YOUR TASK >>
Set down exactly the lines from the one containing "Serialize everything readable" through the end of the records below, both included, and nothing else.

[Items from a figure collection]
Content starts

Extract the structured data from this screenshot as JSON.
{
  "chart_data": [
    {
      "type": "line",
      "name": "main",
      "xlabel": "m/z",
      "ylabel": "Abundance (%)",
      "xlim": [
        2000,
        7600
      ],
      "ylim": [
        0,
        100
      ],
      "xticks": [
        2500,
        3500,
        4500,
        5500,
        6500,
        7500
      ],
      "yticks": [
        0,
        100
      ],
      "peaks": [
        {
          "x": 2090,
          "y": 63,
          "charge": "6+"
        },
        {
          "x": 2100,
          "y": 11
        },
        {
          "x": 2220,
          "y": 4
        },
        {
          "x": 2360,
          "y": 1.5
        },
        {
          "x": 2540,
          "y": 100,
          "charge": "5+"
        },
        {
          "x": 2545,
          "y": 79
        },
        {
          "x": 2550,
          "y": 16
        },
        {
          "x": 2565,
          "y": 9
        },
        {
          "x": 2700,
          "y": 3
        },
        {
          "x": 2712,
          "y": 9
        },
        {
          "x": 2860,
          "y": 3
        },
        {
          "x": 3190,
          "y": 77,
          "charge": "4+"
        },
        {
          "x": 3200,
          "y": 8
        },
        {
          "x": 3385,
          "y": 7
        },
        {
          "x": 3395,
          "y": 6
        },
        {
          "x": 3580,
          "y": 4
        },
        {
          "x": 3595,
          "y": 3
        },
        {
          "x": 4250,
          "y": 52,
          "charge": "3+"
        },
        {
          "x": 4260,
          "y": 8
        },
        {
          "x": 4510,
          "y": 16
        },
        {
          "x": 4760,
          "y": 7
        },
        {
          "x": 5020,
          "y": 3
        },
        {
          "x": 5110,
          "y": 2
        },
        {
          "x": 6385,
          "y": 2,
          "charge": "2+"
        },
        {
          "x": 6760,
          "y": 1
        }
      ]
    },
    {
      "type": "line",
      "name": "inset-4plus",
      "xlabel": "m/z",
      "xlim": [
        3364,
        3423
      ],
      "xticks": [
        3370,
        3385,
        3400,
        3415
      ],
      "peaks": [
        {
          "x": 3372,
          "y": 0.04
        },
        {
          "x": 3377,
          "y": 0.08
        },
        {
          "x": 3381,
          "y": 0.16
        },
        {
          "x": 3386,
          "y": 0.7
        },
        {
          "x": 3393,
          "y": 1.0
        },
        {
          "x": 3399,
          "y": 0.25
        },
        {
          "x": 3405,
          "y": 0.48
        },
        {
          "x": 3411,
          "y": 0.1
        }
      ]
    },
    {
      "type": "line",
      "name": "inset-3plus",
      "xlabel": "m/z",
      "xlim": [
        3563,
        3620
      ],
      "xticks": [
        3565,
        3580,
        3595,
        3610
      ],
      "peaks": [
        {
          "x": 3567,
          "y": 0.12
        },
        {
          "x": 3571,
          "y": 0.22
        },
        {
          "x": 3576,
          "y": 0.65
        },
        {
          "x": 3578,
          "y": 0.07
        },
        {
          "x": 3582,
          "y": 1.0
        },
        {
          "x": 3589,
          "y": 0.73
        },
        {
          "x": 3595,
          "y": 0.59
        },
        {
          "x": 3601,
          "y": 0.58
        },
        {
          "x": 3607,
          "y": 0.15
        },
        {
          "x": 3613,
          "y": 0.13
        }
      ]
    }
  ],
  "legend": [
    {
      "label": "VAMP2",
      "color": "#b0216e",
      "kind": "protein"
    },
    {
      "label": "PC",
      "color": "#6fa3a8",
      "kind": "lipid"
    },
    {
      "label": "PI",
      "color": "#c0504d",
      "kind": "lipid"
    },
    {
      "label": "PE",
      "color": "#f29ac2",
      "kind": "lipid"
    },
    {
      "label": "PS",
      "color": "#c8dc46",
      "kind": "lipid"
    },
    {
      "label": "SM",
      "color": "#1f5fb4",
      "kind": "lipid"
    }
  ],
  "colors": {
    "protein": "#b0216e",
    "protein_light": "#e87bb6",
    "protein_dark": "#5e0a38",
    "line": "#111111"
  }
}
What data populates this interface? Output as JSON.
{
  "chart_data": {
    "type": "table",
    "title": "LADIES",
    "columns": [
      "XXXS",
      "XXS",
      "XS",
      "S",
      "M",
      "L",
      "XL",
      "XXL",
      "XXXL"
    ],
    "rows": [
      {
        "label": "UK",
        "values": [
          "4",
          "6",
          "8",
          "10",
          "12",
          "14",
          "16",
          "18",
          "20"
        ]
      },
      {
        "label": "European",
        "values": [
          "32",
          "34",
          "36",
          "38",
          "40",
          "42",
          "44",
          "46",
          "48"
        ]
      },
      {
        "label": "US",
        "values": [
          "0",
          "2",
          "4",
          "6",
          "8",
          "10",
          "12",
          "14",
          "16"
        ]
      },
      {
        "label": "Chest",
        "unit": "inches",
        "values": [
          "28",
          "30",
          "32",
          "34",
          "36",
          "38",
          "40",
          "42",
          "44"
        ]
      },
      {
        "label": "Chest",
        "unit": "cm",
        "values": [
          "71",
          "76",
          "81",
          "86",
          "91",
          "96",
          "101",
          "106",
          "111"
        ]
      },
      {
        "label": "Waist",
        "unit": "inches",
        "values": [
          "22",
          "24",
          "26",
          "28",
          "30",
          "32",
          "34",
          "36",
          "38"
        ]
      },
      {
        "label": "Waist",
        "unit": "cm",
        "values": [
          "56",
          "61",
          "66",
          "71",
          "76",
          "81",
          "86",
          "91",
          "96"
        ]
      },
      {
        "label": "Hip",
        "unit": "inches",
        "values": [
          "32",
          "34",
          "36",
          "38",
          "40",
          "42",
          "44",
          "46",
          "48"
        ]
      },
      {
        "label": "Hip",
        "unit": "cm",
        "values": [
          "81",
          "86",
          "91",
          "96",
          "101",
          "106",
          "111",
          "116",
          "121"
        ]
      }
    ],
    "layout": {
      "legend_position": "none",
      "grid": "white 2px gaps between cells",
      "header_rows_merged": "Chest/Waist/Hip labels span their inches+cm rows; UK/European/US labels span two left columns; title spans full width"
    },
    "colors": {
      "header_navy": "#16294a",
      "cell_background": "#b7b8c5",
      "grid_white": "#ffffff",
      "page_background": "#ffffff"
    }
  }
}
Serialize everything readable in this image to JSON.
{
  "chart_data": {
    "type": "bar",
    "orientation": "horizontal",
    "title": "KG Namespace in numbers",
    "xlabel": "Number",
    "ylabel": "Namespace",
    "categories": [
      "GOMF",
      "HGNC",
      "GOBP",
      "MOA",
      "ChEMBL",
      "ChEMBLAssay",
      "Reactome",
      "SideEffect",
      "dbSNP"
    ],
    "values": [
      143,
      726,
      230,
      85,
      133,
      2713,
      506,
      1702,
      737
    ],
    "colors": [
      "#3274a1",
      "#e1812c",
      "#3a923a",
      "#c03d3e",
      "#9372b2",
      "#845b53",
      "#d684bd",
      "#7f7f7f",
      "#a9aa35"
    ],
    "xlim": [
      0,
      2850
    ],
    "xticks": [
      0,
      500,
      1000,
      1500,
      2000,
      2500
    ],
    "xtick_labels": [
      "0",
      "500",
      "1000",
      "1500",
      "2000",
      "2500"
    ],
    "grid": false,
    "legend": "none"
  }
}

Content ends

WRITTEN RESPONSE >>
Serialize everything readable in this image to JSON.
{
  "chart_data": {
    "type": "bar",
    "orientation": "horizontal",
    "title": "KG Namespace in numbers",
    "xlabel": "Number",
    "ylabel": "Namespace",
    "categories": [
      "GOMF",
      "HGNC",
      "GOBP",
      "MOA",
      "ChEMBL",
      "ChEMBLAssay",
      "Reactome",
      "SideEffect",
      "dbSNP"
    ],
    "values": [
      143,
      726,
      230,
      85,
      133,
      2713,
      506,
      1702,
      737
    ],
    "colors": [
      "#3274a1",
      "#e1812c",
      "#3a923a",
      "#c03d3e",
      "#9372b2",
      "#845b53",
      "#d684bd",
      "#7f7f7f",
      "#a9aa35"
    ],
    "xlim": [
      0,
      2850
    ],
    "xticks": [
      0,
      500,
      1000,
      1500,
      2000,
      2500
    ],
    "xtick_labels": [
      "0",
      "500",
      "1000",
      "1500",
      "2000",
      "2500"
    ],
    "grid": false,
    "legend": "none"
  }
}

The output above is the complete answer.